## Task prompt:
Every line of the material is to be repeated exactly as it stands.

## Data shown:
──────
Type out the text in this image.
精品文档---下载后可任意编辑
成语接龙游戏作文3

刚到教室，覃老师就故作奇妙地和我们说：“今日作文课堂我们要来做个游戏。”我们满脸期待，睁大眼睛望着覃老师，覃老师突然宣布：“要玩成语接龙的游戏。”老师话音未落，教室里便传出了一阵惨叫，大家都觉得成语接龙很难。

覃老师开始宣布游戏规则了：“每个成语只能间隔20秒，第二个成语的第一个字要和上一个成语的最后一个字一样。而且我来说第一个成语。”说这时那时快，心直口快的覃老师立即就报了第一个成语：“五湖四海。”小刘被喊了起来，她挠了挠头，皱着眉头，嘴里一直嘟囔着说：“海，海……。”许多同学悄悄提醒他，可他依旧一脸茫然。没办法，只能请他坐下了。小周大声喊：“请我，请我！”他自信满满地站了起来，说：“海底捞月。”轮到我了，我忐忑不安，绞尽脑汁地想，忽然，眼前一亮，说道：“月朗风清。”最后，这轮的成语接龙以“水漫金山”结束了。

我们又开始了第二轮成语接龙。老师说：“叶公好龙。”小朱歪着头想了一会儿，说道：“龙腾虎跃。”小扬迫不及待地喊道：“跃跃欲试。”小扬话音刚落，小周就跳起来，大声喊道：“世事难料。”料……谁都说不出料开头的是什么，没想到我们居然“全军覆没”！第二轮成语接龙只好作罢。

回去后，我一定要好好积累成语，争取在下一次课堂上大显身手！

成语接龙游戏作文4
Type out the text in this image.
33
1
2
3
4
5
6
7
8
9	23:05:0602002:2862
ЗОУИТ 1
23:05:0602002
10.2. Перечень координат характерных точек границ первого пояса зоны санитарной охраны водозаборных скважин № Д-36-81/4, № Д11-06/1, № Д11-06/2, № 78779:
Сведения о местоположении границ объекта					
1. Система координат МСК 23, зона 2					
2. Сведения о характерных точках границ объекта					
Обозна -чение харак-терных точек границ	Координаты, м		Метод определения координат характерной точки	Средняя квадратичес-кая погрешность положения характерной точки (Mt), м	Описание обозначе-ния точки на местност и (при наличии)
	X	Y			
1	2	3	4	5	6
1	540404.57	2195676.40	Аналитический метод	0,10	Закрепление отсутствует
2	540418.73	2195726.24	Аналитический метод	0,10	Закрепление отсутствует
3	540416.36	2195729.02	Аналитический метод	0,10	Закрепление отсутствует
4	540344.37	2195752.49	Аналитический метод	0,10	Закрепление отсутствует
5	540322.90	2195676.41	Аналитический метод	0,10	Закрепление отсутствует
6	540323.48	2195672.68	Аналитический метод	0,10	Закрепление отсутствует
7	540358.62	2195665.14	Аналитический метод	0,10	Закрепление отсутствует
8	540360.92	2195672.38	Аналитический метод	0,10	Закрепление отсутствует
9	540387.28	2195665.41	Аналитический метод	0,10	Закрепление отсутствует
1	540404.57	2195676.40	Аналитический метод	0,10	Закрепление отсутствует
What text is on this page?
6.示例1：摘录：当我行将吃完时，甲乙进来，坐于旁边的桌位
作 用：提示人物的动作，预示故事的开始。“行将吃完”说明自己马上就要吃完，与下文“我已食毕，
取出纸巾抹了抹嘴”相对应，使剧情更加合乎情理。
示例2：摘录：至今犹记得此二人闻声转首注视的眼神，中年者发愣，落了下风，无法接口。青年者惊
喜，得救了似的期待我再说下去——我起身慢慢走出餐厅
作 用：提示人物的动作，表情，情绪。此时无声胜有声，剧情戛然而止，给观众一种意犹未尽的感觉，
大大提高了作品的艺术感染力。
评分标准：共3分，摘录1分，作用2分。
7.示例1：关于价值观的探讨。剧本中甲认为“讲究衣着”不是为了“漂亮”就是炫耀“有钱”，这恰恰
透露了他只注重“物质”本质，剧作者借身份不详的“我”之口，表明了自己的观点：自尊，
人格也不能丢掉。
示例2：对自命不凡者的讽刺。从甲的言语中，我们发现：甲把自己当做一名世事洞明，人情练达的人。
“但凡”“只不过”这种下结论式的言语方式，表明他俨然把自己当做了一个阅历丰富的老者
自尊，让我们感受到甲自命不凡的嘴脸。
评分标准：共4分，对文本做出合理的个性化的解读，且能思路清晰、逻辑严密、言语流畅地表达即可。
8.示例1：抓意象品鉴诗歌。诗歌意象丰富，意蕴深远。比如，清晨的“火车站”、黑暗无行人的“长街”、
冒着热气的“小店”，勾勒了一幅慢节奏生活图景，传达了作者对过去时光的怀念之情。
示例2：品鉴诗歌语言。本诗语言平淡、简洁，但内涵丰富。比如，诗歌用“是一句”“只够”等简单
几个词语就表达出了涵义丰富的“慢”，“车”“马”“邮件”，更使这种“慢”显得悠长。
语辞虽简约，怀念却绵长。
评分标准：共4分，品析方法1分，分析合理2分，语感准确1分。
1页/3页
──────
## Task result:
Type out the text in this image.
精品文档---下载后可任意编辑
成语接龙游戏作文3

刚到教室，覃老师就故作奇妙地和我们说：“今日作文课堂我们要来做个游戏。”我们满脸期待，睁大眼睛望着覃老师，覃老师突然宣布：“要玩成语接龙的游戏。”老师话音未落，教室里便传出了一阵惨叫，大家都觉得成语接龙很难。

覃老师开始宣布游戏规则了：“每个成语只能间隔20秒，第二个成语的第一个字要和上一个成语的最后一个字一样。而且我来说第一个成语。”说这时那时快，心直口快的覃老师立即就报了第一个成语：“五湖四海。”小刘被喊了起来，她挠了挠头，皱着眉头，嘴里一直嘟囔着说：“海，海……。”许多同学悄悄提醒他，可他依旧一脸茫然。没办法，只能请他坐下了。小周大声喊：“请我，请我！”他自信满满地站了起来，说：“海底捞月。”轮到我了，我忐忑不安，绞尽脑汁地想，忽然，眼前一亮，说道：“月朗风清。”最后，这轮的成语接龙以“水漫金山”结束了。

我们又开始了第二轮成语接龙。老师说：“叶公好龙。”小朱歪着头想了一会儿，说道：“龙腾虎跃。”小扬迫不及待地喊道：“跃跃欲试。”小扬话音刚落，小周就跳起来，大声喊道：“世事难料。”料……谁都说不出料开头的是什么，没想到我们居然“全军覆没”！第二轮成语接龙只好作罢。

回去后，我一定要好好积累成语，争取在下一次课堂上大显身手！

成语接龙游戏作文4
Type out the text in this image.
33
1
2
3
4
5
6
7
8
9	23:05:0602002:2862
ЗОУИТ 1
23:05:0602002
10.2. Перечень координат характерных точек границ первого пояса зоны санитарной охраны водозаборных скважин № Д-36-81/4, № Д11-06/1, № Д11-06/2, № 78779:
Сведения о местоположении границ объекта					
1. Система координат МСК 23, зона 2					
2. Сведения о характерных точках границ объекта					
Обозна -чение харак-терных точек границ	Координаты, м		Метод определения координат характерной точки	Средняя квадратичес-кая погрешность положения характерной точки (Mt), м	Описание обозначе-ния точки на местност и (при наличии)
	X	Y			
1	2	3	4	5	6
1	540404.57	2195676.40	Аналитический метод	0,10	Закрепление отсутствует
2	540418.73	2195726.24	Аналитический метод	0,10	Закрепление отсутствует
3	540416.36	2195729.02	Аналитический метод	0,10	Закрепление отсутствует
4	540344.37	2195752.49	Аналитический метод	0,10	Закрепление отсутствует
5	540322.90	2195676.41	Аналитический метод	0,10	Закрепление отсутствует
6	540323.48	2195672.68	Аналитический метод	0,10	Закрепление отсутствует
7	540358.62	2195665.14	Аналитический метод	0,10	Закрепление отсутствует
8	540360.92	2195672.38	Аналитический метод	0,10	Закрепление отсутствует
9	540387.28	2195665.41	Аналитический метод	0,10	Закрепление отсутствует
1	540404.57	2195676.40	Аналитический метод	0,10	Закрепление отсутствует
What text is on this page?
6.示例1：摘录：当我行将吃完时，甲乙进来，坐于旁边的桌位
作 用：提示人物的动作，预示故事的开始。“行将吃完”说明自己马上就要吃完，与下文“我已食毕，
取出纸巾抹了抹嘴”相对应，使剧情更加合乎情理。
示例2：摘录：至今犹记得此二人闻声转首注视的眼神，中年者发愣，落了下风，无法接口。青年者惊
喜，得救了似的期待我再说下去——我起身慢慢走出餐厅
作 用：提示人物的动作，表情，情绪。此时无声胜有声，剧情戛然而止，给观众一种意犹未尽的感觉，
大大提高了作品的艺术感染力。
评分标准：共3分，摘录1分，作用2分。
7.示例1：关于价值观的探讨。剧本中甲认为“讲究衣着”不是为了“漂亮”就是炫耀“有钱”，这恰恰
透露了他只注重“物质”本质，剧作者借身份不详的“我”之口，表明了自己的观点：自尊，
人格也不能丢掉。
示例2：对自命不凡者的讽刺。从甲的言语中，我们发现：甲把自己当做一名世事洞明，人情练达的人。
“但凡”“只不过”这种下结论式的言语方式，表明他俨然把自己当做了一个阅历丰富的老者
自尊，让我们感受到甲自命不凡的嘴脸。
评分标准：共4分，对文本做出合理的个性化的解读，且能思路清晰、逻辑严密、言语流畅地表达即可。
8.示例1：抓意象品鉴诗歌。诗歌意象丰富，意蕴深远。比如，清晨的“火车站”、黑暗无行人的“长街”、
冒着热气的“小店”，勾勒了一幅慢节奏生活图景，传达了作者对过去时光的怀念之情。
示例2：品鉴诗歌语言。本诗语言平淡、简洁，但内涵丰富。比如，诗歌用“是一句”“只够”等简单
几个词语就表达出了涵义丰富的“慢”，“车”“马”“邮件”，更使这种“慢”显得悠长。
语辞虽简约，怀念却绵长。
评分标准：共4分，品析方法1分，分析合理2分，语感准确1分。
1页/3页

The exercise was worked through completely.